[Labeled box records]
○ ○ ○
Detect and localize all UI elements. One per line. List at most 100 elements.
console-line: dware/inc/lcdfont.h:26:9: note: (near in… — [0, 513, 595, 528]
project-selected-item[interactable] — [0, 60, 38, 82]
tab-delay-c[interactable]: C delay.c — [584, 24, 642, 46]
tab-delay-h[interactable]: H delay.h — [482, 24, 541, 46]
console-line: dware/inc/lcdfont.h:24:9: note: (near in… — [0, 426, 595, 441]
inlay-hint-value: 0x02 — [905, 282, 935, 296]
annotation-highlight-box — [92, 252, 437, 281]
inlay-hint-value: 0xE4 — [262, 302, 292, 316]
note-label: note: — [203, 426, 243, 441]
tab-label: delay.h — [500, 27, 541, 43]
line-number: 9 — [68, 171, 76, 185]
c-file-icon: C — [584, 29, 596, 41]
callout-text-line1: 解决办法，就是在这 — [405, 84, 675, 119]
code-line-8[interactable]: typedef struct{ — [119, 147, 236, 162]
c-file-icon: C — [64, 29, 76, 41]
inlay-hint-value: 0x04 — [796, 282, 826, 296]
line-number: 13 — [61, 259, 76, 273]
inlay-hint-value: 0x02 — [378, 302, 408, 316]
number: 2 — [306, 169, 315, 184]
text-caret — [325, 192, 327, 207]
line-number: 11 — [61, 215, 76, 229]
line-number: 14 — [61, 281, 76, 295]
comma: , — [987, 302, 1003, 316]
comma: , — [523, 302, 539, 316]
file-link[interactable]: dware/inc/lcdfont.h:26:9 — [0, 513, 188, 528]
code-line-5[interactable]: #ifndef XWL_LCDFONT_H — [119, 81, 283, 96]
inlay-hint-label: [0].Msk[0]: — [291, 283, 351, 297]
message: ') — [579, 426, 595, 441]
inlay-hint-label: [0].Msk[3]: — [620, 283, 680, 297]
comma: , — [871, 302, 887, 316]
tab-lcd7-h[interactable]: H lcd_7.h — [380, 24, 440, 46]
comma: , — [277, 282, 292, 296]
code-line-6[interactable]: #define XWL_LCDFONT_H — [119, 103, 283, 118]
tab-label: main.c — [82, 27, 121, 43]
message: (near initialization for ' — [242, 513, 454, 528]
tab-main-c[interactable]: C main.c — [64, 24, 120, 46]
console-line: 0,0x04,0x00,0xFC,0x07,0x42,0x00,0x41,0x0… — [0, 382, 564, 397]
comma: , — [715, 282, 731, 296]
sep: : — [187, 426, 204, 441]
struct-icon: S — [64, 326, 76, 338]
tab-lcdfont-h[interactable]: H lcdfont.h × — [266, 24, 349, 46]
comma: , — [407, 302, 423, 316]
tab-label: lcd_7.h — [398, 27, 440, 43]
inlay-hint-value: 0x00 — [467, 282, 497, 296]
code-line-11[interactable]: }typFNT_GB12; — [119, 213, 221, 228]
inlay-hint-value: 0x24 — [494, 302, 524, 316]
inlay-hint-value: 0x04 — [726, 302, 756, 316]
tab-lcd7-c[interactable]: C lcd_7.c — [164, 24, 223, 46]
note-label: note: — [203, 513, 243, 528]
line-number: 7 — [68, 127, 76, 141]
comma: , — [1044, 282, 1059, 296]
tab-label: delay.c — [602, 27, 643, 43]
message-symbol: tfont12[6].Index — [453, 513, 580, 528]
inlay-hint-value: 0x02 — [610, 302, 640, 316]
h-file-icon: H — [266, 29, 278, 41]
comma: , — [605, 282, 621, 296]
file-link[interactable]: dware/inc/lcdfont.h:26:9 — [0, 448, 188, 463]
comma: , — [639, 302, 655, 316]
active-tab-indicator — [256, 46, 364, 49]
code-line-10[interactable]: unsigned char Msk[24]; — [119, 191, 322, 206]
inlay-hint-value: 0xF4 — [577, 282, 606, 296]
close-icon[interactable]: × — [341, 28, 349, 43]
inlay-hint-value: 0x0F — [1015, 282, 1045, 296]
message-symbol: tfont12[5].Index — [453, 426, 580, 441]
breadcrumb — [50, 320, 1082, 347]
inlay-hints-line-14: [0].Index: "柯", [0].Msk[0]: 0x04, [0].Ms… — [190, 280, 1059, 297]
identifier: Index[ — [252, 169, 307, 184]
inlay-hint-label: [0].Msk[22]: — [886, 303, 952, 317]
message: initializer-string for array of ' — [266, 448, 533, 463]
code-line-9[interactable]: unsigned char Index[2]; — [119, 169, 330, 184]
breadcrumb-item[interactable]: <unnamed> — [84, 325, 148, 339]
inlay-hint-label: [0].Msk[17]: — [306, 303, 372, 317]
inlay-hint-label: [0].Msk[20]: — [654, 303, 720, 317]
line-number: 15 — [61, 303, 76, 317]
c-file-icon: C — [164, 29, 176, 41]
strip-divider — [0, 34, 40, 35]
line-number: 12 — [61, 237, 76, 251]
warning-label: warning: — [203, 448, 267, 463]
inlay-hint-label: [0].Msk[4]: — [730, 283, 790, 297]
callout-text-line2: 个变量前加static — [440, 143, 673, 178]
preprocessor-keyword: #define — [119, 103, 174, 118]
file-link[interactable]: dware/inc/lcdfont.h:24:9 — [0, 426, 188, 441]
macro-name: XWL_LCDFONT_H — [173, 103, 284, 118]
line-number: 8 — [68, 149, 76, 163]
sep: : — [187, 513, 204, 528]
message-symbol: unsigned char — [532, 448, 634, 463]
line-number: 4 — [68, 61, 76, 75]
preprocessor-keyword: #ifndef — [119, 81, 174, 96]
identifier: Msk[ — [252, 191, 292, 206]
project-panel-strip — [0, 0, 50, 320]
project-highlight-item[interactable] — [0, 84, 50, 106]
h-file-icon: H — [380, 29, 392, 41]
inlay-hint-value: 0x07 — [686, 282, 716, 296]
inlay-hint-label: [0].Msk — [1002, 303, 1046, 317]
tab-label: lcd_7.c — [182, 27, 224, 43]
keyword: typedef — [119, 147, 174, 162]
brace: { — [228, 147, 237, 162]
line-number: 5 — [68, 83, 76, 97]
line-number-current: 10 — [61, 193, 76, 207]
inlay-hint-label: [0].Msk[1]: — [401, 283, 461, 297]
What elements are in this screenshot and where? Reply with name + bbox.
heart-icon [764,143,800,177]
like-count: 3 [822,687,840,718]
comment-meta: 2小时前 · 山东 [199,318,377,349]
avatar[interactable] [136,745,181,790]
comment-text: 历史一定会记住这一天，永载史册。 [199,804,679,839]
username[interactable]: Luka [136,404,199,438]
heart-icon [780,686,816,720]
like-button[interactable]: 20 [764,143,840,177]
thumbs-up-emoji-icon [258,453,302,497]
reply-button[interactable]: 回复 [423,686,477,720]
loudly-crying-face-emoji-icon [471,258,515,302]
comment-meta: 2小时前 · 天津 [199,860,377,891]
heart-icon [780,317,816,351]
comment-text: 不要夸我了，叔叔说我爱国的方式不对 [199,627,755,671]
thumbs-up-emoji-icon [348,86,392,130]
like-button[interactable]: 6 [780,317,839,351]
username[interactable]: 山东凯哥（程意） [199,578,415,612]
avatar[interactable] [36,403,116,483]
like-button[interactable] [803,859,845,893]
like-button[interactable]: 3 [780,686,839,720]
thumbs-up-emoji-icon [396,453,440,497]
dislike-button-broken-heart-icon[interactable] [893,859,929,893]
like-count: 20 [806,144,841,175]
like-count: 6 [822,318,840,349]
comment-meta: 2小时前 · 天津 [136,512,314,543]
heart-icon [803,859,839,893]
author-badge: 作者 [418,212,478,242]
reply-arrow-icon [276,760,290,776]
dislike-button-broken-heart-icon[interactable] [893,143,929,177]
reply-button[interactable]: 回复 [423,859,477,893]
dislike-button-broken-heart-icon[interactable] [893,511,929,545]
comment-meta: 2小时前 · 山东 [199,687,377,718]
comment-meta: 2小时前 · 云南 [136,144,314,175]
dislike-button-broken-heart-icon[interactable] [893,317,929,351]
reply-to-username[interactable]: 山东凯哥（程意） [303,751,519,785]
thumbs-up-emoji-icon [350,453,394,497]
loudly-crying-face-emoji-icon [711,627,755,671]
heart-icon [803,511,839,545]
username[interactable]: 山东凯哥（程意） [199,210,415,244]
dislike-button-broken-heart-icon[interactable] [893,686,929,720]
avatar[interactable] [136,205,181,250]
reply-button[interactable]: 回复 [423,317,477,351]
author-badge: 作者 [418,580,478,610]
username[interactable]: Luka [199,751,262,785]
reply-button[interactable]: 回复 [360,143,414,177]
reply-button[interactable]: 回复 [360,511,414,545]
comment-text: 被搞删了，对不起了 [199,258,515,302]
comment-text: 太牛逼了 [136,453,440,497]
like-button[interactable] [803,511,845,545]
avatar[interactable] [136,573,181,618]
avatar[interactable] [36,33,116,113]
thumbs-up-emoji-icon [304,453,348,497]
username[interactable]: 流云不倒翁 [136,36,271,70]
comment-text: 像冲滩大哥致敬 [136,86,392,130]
○ ○ ○
▶ **TASK**: Select each line in the records above that contains the string "Index" and copy it.

▶ **THE ANSWER**:
message-symbol: tfont12[6].Index — [453, 513, 580, 528]
message-symbol: tfont12[5].Index — [453, 426, 580, 441]
inlay-hints-line-14: [0].Index: "柯", [0].Msk[0]: 0x04, [0].Ms… — [190, 280, 1059, 297]
identifier: Index[ — [252, 169, 307, 184]
code-line-9[interactable]: unsigned char Index[2]; — [119, 169, 330, 184]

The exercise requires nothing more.